• [REQUIRED TASK A]
Answer these questions using the podcasting passage:
(i) How many active shows were on Apple Podcast in August 2023?
(ii) What was the podcasting industry worth in 2020?
(iii) What share of people over 12 years old in the US do podcasts reach every month?
• [REQUIRED TASK B] In the podcasting passage, change "profit" to "return" and give the text from "These investments have" to "which to develop.".
• [REQUIRED TASK C] Name every larger broadcasting company that the podcasting passage gives as an example.

*** READING PASSAGE

Do you have a podcast? You could be the creator of one of the 473,870 active shows on Apple Podcast in August 2023 [
63], or have published one of the 85,047,441 episodes made available there since 2005 [
36]. With an exponentially growing library and listenership since the first podcasts in 2003 [
111], and 1 out of 10 UK adults planning to start a podcast in 2022 [
86], it is clear that podcasting has become a key feature of our media landscape. If the present for podcast creators around the world is a seemingly boundless space, filled with encouraging promises of things to come, the future of this medium is still blurry.
There are multiple new technologies currently in the process of “revolutionising” production methods and listener experience; to list only a few: new transcription solutions using
artificial intelligence (AI) to generate subtitles for episodes [
71,
106], semantic audio editing [
15], spatial audio capabilities in listening devices (like the Apple AirPods Pro) and programs [
16,
55], the development of tools allowing for new types of spatialised audio experiences, like Audio Orchestrator (a BBC Makerbox tool responsible for immersive podcasts like
Monster [
18] and
Spectrum Sounds [
20]), and the growing interest in object-based media and its potential applications to podcasts, through adaptive podcasting [
40] or non-linear programs [
102]. These projects are all akin to forms of personalisation, where personalisation serves the overall goal of immersion [
56]. However, relatively little is known about podcast creators’ perspectives on these technologies, how they are integrating them into their workflows, and what they consider the technologies’ impact to be on listeners. That is because the data available focusing on podcast creators are often limited to demographic information rather than their opinions on their field.
For other traditional media, like film and radio, perspectives of industry professionals have been thoroughly documented, in dedicated academic publications [
26,
27,
69,
110]. Comparatively little is known about the corresponding aspect of podcasting.
As listeners, our enthralment with on-demand audio content can be linked to several facets of the medium. Its versatility of genres and styles widens with every passing year. Shows explore novel formats and transcend expectations, reaching new audiences [
72]. The episodic nature of podcasts fosters the loyalty of listeners [
84], and boosts engagement, by encouraging them to experience the episodes by, for instance, organising listening parties or releasing complementary content [
107]. Motives for listening to podcasts are varied, but the ideas of divertissement and social belonging appear in several studies looking at reasons behind podcast consumption [
89].
To media producers, podcasting’s appeal is threefold:
(1)
Podcasts reach over 41% of people over 12 years old in the US every month [
41], a percentage that has grown yearly. This wide and increasing audience constitutes an incentive for both larger broadcasting companies (like the BBC, NPR, Megaphone, iHeartRadio) and independent creators to invest resources and time into the production of podcasts.
(2)
These investments have a good chance of turning a profit. Indeed, the podcasting industry was worth $11.46 billion in 2020 [
49], thanks to advertisements, sponsored content, and more recently, paying subscriptions [
8].
(3)
The creative freedom the medium offers allows for projects to find unique spaces in which to develop.
What will innovative, personalised, and immersive podcasts of the future be like? To answer this question, we need to better understand the current practices, behavior, and perspectives of podcast creators. This will enable us to paint a picture of the primary user of these new podcasting tools, and thus provide designers and researchers the opportunity to justify future design decisions on the basis of empirical data.

******
*** MATERIAL PROVIDED

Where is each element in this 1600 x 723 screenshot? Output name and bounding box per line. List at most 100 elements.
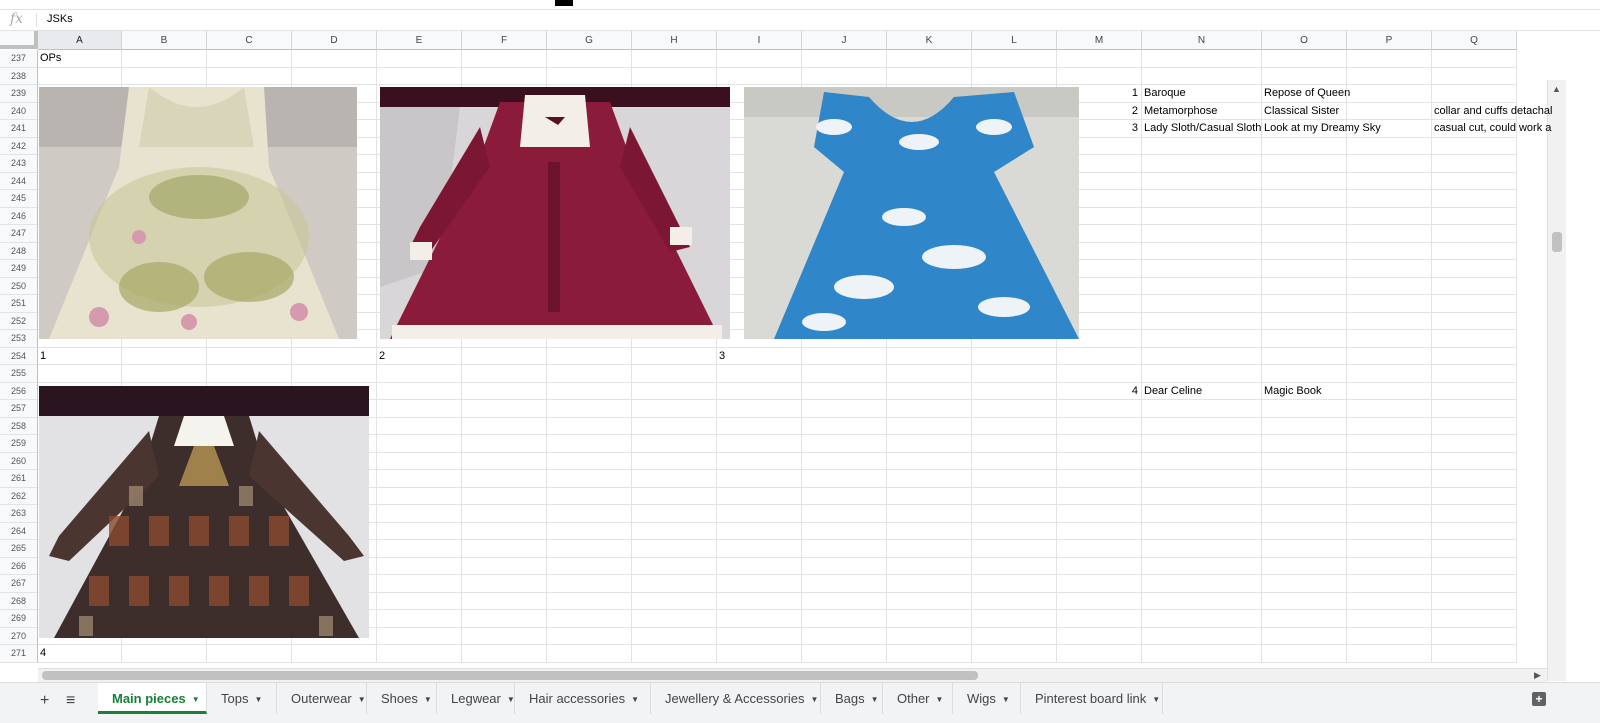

******

• [WRITTEN REPLY A]
(i) 473,870
(ii) $11.46 billion
(iii) Over 41%

• [WRITTEN REPLY B]
These investments have a good chance of turning a return. Indeed, the podcasting industry was worth $11.46 billion in 2020 [
49], thanks to advertisements, sponsored content, and more recently, paying subscriptions [
8].
(3)
The creative freedom the medium offers allows for projects to find unique spaces in which to develop.

• [WRITTEN REPLY C] BBC, NPR, Megaphone, iHeartRadio